What the exercise asks: Output the stretch of data from the line containing "nav-item-news[interactable]: 소식: [500, 38, 523, 57]" through the final line, inclusive, reproducing each line verbatim.

** Begin Supplied entries **

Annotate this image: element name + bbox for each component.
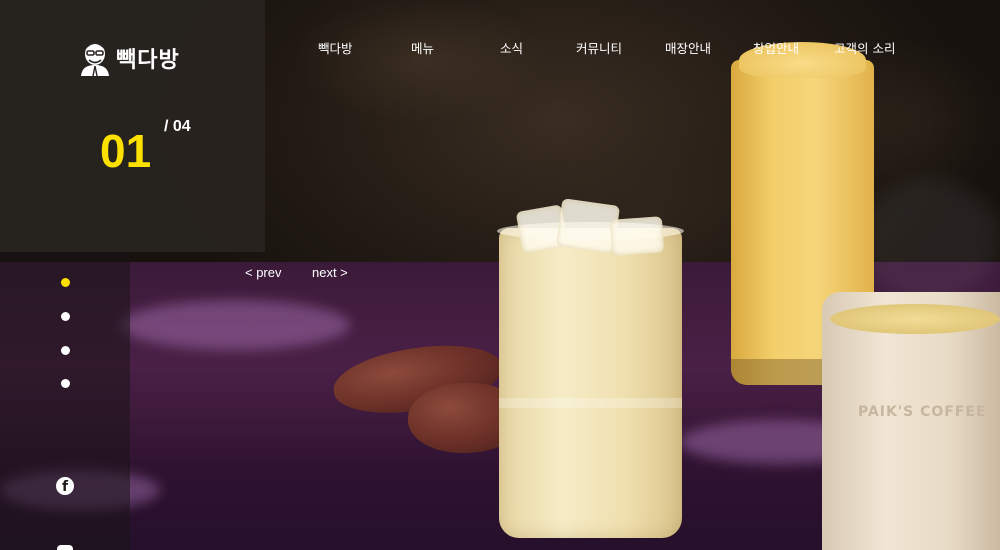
nav-item-news[interactable]: 소식: [500, 38, 523, 57]
nav-item-menu[interactable]: 메뉴: [411, 38, 434, 57]
pagination-dot-4[interactable]: [61, 379, 70, 388]
mug-print: PAIK'S COFFEE: [858, 404, 987, 420]
nav-item-franchise[interactable]: 창업안내: [753, 38, 799, 57]
nav-item-community[interactable]: 커뮤니티: [576, 38, 622, 57]
mug-drink-surface: [830, 304, 1000, 334]
pagination-dot-1[interactable]: [61, 278, 70, 287]
cloth-sheen: [120, 300, 350, 350]
pagination-dot-3[interactable]: [61, 346, 70, 355]
left-rail: [0, 252, 130, 550]
paiks-coffee-mug: PAIK'S COFFEE: [822, 292, 1000, 550]
brand-wordmark: 빽다방: [116, 48, 180, 73]
prev-button[interactable]: < prev: [245, 265, 282, 280]
slide-current-number: 01: [100, 125, 152, 177]
facebook-icon[interactable]: f: [56, 477, 74, 495]
steam: [860, 180, 1000, 300]
nav-item-customer-voice[interactable]: 고객의 소리: [834, 38, 895, 57]
founder-face-icon: [78, 40, 112, 77]
pagination-dot-2[interactable]: [61, 312, 70, 321]
nav-item-stores[interactable]: 매장안내: [665, 38, 711, 57]
ice-cube: [609, 216, 665, 256]
facebook-glyph: f: [62, 479, 69, 495]
next-button[interactable]: next >: [312, 265, 348, 280]
main-nav: 빽다방 메뉴 소식 커뮤니티 매장안내 창업안내 고객의 소리: [300, 38, 900, 58]
nav-item-paikdabang[interactable]: 빽다방: [318, 38, 353, 57]
logo-link[interactable]: 빽다방: [78, 40, 180, 77]
iced-latte-glass: [497, 198, 684, 538]
social-icon[interactable]: [57, 545, 73, 550]
glass-band: [499, 398, 682, 408]
slide-total: / 04: [164, 118, 191, 135]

** End Supplied entries **

Task response:
nav-item-news[interactable]: 소식: [500, 38, 523, 57]
nav-item-menu[interactable]: 메뉴: [411, 38, 434, 57]
pagination-dot-4[interactable]: [61, 379, 70, 388]
mug-print: PAIK'S COFFEE: [858, 404, 987, 420]
nav-item-franchise[interactable]: 창업안내: [753, 38, 799, 57]
nav-item-community[interactable]: 커뮤니티: [576, 38, 622, 57]
mug-drink-surface: [830, 304, 1000, 334]
pagination-dot-1[interactable]: [61, 278, 70, 287]
cloth-sheen: [120, 300, 350, 350]
pagination-dot-3[interactable]: [61, 346, 70, 355]
left-rail: [0, 252, 130, 550]
paiks-coffee-mug: PAIK'S COFFEE: [822, 292, 1000, 550]
brand-wordmark: 빽다방: [116, 48, 180, 73]
prev-button[interactable]: < prev: [245, 265, 282, 280]
slide-current-number: 01: [100, 125, 152, 177]
facebook-icon[interactable]: f: [56, 477, 74, 495]
steam: [860, 180, 1000, 300]
nav-item-customer-voice[interactable]: 고객의 소리: [834, 38, 895, 57]
founder-face-icon: [78, 40, 112, 77]
pagination-dot-2[interactable]: [61, 312, 70, 321]
nav-item-stores[interactable]: 매장안내: [665, 38, 711, 57]
ice-cube: [609, 216, 665, 256]
facebook-glyph: f: [62, 479, 69, 495]
next-button[interactable]: next >: [312, 265, 348, 280]
main-nav: 빽다방 메뉴 소식 커뮤니티 매장안내 창업안내 고객의 소리: [300, 38, 900, 58]
nav-item-paikdabang[interactable]: 빽다방: [318, 38, 353, 57]
logo-link[interactable]: 빽다방: [78, 40, 180, 77]
iced-latte-glass: [497, 198, 684, 538]
social-icon[interactable]: [57, 545, 73, 550]
glass-band: [499, 398, 682, 408]
slide-total: / 04: [164, 118, 191, 135]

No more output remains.